● Stored rows
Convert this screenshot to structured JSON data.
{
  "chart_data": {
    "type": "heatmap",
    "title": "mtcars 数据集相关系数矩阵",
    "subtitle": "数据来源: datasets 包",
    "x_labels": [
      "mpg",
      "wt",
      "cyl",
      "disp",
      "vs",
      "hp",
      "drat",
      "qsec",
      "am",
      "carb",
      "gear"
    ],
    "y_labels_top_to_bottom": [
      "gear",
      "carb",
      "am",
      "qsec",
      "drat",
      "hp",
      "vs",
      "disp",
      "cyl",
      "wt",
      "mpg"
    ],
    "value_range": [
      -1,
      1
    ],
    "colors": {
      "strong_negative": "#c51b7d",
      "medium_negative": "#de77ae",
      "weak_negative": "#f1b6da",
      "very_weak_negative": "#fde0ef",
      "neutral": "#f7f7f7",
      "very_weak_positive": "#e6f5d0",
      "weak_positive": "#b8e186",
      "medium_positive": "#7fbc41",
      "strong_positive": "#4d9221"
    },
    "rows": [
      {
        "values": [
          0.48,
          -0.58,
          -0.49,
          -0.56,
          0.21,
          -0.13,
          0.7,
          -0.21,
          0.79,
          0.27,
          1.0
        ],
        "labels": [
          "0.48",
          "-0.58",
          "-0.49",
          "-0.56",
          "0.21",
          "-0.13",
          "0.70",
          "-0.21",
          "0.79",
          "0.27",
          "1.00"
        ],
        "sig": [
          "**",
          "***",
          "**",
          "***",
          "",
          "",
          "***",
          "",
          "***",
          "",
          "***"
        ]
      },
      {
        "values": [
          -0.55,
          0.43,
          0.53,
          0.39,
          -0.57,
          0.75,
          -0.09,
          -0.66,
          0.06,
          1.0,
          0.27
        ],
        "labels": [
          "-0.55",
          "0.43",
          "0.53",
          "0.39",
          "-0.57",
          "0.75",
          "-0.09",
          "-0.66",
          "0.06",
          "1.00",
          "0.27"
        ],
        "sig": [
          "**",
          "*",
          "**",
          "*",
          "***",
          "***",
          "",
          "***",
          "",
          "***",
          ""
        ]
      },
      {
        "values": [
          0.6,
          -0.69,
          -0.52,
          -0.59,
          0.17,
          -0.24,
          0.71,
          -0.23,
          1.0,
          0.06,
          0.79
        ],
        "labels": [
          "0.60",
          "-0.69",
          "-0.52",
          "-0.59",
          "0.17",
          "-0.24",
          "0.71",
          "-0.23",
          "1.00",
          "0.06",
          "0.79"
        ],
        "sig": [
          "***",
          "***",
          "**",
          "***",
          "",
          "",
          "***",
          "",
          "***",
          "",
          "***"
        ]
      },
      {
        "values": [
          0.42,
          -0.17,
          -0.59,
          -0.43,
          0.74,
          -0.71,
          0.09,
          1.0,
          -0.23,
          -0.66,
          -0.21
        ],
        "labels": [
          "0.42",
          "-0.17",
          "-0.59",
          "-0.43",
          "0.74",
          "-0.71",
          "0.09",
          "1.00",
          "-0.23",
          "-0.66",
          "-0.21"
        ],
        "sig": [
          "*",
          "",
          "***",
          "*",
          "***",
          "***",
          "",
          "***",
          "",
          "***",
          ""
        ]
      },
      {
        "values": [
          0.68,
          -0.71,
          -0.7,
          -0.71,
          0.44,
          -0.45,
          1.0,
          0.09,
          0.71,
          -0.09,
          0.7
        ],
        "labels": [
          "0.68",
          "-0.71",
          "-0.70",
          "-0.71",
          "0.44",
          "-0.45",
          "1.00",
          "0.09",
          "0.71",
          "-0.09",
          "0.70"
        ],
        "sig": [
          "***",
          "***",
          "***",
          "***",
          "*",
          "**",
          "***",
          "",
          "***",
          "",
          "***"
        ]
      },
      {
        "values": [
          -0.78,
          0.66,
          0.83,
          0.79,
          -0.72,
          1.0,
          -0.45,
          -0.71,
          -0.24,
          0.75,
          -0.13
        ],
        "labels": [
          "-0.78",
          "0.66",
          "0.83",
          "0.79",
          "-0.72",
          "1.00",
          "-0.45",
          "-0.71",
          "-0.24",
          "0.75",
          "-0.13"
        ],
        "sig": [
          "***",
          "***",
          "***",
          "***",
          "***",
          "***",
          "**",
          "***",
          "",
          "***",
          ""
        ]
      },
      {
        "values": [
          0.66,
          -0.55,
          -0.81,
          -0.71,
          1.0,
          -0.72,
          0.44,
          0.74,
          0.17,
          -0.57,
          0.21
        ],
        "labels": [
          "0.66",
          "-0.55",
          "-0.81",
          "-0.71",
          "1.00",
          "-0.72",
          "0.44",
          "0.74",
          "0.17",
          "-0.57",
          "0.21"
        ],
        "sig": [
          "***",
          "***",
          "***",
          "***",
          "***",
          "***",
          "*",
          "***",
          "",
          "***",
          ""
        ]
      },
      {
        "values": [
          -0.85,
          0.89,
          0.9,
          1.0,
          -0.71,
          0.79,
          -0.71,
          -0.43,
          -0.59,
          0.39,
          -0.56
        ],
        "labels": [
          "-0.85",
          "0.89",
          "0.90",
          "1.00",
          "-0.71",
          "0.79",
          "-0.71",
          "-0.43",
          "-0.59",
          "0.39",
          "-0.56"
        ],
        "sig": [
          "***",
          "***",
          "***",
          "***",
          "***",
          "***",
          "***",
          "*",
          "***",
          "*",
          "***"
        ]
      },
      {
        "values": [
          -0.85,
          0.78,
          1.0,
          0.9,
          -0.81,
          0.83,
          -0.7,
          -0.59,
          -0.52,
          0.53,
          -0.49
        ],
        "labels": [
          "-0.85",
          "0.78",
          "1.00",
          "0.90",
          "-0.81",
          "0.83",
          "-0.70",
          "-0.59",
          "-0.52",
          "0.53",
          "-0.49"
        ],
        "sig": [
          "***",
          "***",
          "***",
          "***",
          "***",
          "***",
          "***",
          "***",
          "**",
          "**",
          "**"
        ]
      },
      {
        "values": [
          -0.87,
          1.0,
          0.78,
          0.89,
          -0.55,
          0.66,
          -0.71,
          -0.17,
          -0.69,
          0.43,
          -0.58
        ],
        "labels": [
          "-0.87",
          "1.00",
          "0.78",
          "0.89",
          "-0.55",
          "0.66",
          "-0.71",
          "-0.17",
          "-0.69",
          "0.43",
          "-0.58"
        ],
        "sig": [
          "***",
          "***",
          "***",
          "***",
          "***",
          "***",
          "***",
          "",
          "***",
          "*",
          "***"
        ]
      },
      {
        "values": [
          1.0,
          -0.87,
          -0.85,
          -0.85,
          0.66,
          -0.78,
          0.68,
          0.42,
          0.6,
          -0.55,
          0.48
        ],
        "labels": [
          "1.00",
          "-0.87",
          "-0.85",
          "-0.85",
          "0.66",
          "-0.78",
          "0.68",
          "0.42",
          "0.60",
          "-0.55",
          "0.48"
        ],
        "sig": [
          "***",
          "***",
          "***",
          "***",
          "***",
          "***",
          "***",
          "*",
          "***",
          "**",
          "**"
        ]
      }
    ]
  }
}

● Request
Generate an exact reproduction of all entries.

● Result
Convert this screenshot to structured JSON data.
{
  "chart_data": {
    "type": "heatmap",
    "title": "mtcars 数据集相关系数矩阵",
    "subtitle": "数据来源: datasets 包",
    "x_labels": [
      "mpg",
      "wt",
      "cyl",
      "disp",
      "vs",
      "hp",
      "drat",
      "qsec",
      "am",
      "carb",
      "gear"
    ],
    "y_labels_top_to_bottom": [
      "gear",
      "carb",
      "am",
      "qsec",
      "drat",
      "hp",
      "vs",
      "disp",
      "cyl",
      "wt",
      "mpg"
    ],
    "value_range": [
      -1,
      1
    ],
    "colors": {
      "strong_negative": "#c51b7d",
      "medium_negative": "#de77ae",
      "weak_negative": "#f1b6da",
      "very_weak_negative": "#fde0ef",
      "neutral": "#f7f7f7",
      "very_weak_positive": "#e6f5d0",
      "weak_positive": "#b8e186",
      "medium_positive": "#7fbc41",
      "strong_positive": "#4d9221"
    },
    "rows": [
      {
        "values": [
          0.48,
          -0.58,
          -0.49,
          -0.56,
          0.21,
          -0.13,
          0.7,
          -0.21,
          0.79,
          0.27,
          1.0
        ],
        "labels": [
          "0.48",
          "-0.58",
          "-0.49",
          "-0.56",
          "0.21",
          "-0.13",
          "0.70",
          "-0.21",
          "0.79",
          "0.27",
          "1.00"
        ],
        "sig": [
          "**",
          "***",
          "**",
          "***",
          "",
          "",
          "***",
          "",
          "***",
          "",
          "***"
        ]
      },
      {
        "values": [
          -0.55,
          0.43,
          0.53,
          0.39,
          -0.57,
          0.75,
          -0.09,
          -0.66,
          0.06,
          1.0,
          0.27
        ],
        "labels": [
          "-0.55",
          "0.43",
          "0.53",
          "0.39",
          "-0.57",
          "0.75",
          "-0.09",
          "-0.66",
          "0.06",
          "1.00",
          "0.27"
        ],
        "sig": [
          "**",
          "*",
          "**",
          "*",
          "***",
          "***",
          "",
          "***",
          "",
          "***",
          ""
        ]
      },
      {
        "values": [
          0.6,
          -0.69,
          -0.52,
          -0.59,
          0.17,
          -0.24,
          0.71,
          -0.23,
          1.0,
          0.06,
          0.79
        ],
        "labels": [
          "0.60",
          "-0.69",
          "-0.52",
          "-0.59",
          "0.17",
          "-0.24",
          "0.71",
          "-0.23",
          "1.00",
          "0.06",
          "0.79"
        ],
        "sig": [
          "***",
          "***",
          "**",
          "***",
          "",
          "",
          "***",
          "",
          "***",
          "",
          "***"
        ]
      },
      {
        "values": [
          0.42,
          -0.17,
          -0.59,
          -0.43,
          0.74,
          -0.71,
          0.09,
          1.0,
          -0.23,
          -0.66,
          -0.21
        ],
        "labels": [
          "0.42",
          "-0.17",
          "-0.59",
          "-0.43",
          "0.74",
          "-0.71",
          "0.09",
          "1.00",
          "-0.23",
          "-0.66",
          "-0.21"
        ],
        "sig": [
          "*",
          "",
          "***",
          "*",
          "***",
          "***",
          "",
          "***",
          "",
          "***",
          ""
        ]
      },
      {
        "values": [
          0.68,
          -0.71,
          -0.7,
          -0.71,
          0.44,
          -0.45,
          1.0,
          0.09,
          0.71,
          -0.09,
          0.7
        ],
        "labels": [
          "0.68",
          "-0.71",
          "-0.70",
          "-0.71",
          "0.44",
          "-0.45",
          "1.00",
          "0.09",
          "0.71",
          "-0.09",
          "0.70"
        ],
        "sig": [
          "***",
          "***",
          "***",
          "***",
          "*",
          "**",
          "***",
          "",
          "***",
          "",
          "***"
        ]
      },
      {
        "values": [
          -0.78,
          0.66,
          0.83,
          0.79,
          -0.72,
          1.0,
          -0.45,
          -0.71,
          -0.24,
          0.75,
          -0.13
        ],
        "labels": [
          "-0.78",
          "0.66",
          "0.83",
          "0.79",
          "-0.72",
          "1.00",
          "-0.45",
          "-0.71",
          "-0.24",
          "0.75",
          "-0.13"
        ],
        "sig": [
          "***",
          "***",
          "***",
          "***",
          "***",
          "***",
          "**",
          "***",
          "",
          "***",
          ""
        ]
      },
      {
        "values": [
          0.66,
          -0.55,
          -0.81,
          -0.71,
          1.0,
          -0.72,
          0.44,
          0.74,
          0.17,
          -0.57,
          0.21
        ],
        "labels": [
          "0.66",
          "-0.55",
          "-0.81",
          "-0.71",
          "1.00",
          "-0.72",
          "0.44",
          "0.74",
          "0.17",
          "-0.57",
          "0.21"
        ],
        "sig": [
          "***",
          "***",
          "***",
          "***",
          "***",
          "***",
          "*",
          "***",
          "",
          "***",
          ""
        ]
      },
      {
        "values": [
          -0.85,
          0.89,
          0.9,
          1.0,
          -0.71,
          0.79,
          -0.71,
          -0.43,
          -0.59,
          0.39,
          -0.56
        ],
        "labels": [
          "-0.85",
          "0.89",
          "0.90",
          "1.00",
          "-0.71",
          "0.79",
          "-0.71",
          "-0.43",
          "-0.59",
          "0.39",
          "-0.56"
        ],
        "sig": [
          "***",
          "***",
          "***",
          "***",
          "***",
          "***",
          "***",
          "*",
          "***",
          "*",
          "***"
        ]
      },
      {
        "values": [
          -0.85,
          0.78,
          1.0,
          0.9,
          -0.81,
          0.83,
          -0.7,
          -0.59,
          -0.52,
          0.53,
          -0.49
        ],
        "labels": [
          "-0.85",
          "0.78",
          "1.00",
          "0.90",
          "-0.81",
          "0.83",
          "-0.70",
          "-0.59",
          "-0.52",
          "0.53",
          "-0.49"
        ],
        "sig": [
          "***",
          "***",
          "***",
          "***",
          "***",
          "***",
          "***",
          "***",
          "**",
          "**",
          "**"
        ]
      },
      {
        "values": [
          -0.87,
          1.0,
          0.78,
          0.89,
          -0.55,
          0.66,
          -0.71,
          -0.17,
          -0.69,
          0.43,
          -0.58
        ],
        "labels": [
          "-0.87",
          "1.00",
          "0.78",
          "0.89",
          "-0.55",
          "0.66",
          "-0.71",
          "-0.17",
          "-0.69",
          "0.43",
          "-0.58"
        ],
        "sig": [
          "***",
          "***",
          "***",
          "***",
          "***",
          "***",
          "***",
          "",
          "***",
          "*",
          "***"
        ]
      },
      {
        "values": [
          1.0,
          -0.87,
          -0.85,
          -0.85,
          0.66,
          -0.78,
          0.68,
          0.42,
          0.6,
          -0.55,
          0.48
        ],
        "labels": [
          "1.00",
          "-0.87",
          "-0.85",
          "-0.85",
          "0.66",
          "-0.78",
          "0.68",
          "0.42",
          "0.60",
          "-0.55",
          "0.48"
        ],
        "sig": [
          "***",
          "***",
          "***",
          "***",
          "***",
          "***",
          "***",
          "*",
          "***",
          "**",
          "**"
        ]
      }
    ]
  }
}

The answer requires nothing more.